Task objective:
Return all of the entries exactly, with nothing added or left out.

Excerpted records:
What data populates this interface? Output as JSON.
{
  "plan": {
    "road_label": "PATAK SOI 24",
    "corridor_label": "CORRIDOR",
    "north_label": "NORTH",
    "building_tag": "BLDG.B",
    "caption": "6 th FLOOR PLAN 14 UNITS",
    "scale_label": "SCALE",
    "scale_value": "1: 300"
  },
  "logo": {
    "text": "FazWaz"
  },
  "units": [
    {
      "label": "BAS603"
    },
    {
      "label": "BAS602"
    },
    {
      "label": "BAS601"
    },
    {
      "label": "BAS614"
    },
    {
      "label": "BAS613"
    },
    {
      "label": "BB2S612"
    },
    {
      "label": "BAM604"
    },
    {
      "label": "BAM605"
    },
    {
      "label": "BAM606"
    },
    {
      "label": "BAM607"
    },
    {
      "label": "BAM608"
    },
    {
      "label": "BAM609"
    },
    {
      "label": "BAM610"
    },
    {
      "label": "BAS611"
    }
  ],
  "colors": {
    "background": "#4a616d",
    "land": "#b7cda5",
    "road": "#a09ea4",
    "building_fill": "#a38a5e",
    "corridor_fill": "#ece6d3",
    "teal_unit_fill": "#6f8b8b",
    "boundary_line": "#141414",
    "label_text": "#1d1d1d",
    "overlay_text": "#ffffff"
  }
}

Complete response:
What data populates this interface? Output as JSON.
{
  "plan": {
    "road_label": "PATAK SOI 24",
    "corridor_label": "CORRIDOR",
    "north_label": "NORTH",
    "building_tag": "BLDG.B",
    "caption": "6 th FLOOR PLAN 14 UNITS",
    "scale_label": "SCALE",
    "scale_value": "1: 300"
  },
  "logo": {
    "text": "FazWaz"
  },
  "units": [
    {
      "label": "BAS603"
    },
    {
      "label": "BAS602"
    },
    {
      "label": "BAS601"
    },
    {
      "label": "BAS614"
    },
    {
      "label": "BAS613"
    },
    {
      "label": "BB2S612"
    },
    {
      "label": "BAM604"
    },
    {
      "label": "BAM605"
    },
    {
      "label": "BAM606"
    },
    {
      "label": "BAM607"
    },
    {
      "label": "BAM608"
    },
    {
      "label": "BAM609"
    },
    {
      "label": "BAM610"
    },
    {
      "label": "BAS611"
    }
  ],
  "colors": {
    "background": "#4a616d",
    "land": "#b7cda5",
    "road": "#a09ea4",
    "building_fill": "#a38a5e",
    "corridor_fill": "#ece6d3",
    "teal_unit_fill": "#6f8b8b",
    "boundary_line": "#141414",
    "label_text": "#1d1d1d",
    "overlay_text": "#ffffff"
  }
}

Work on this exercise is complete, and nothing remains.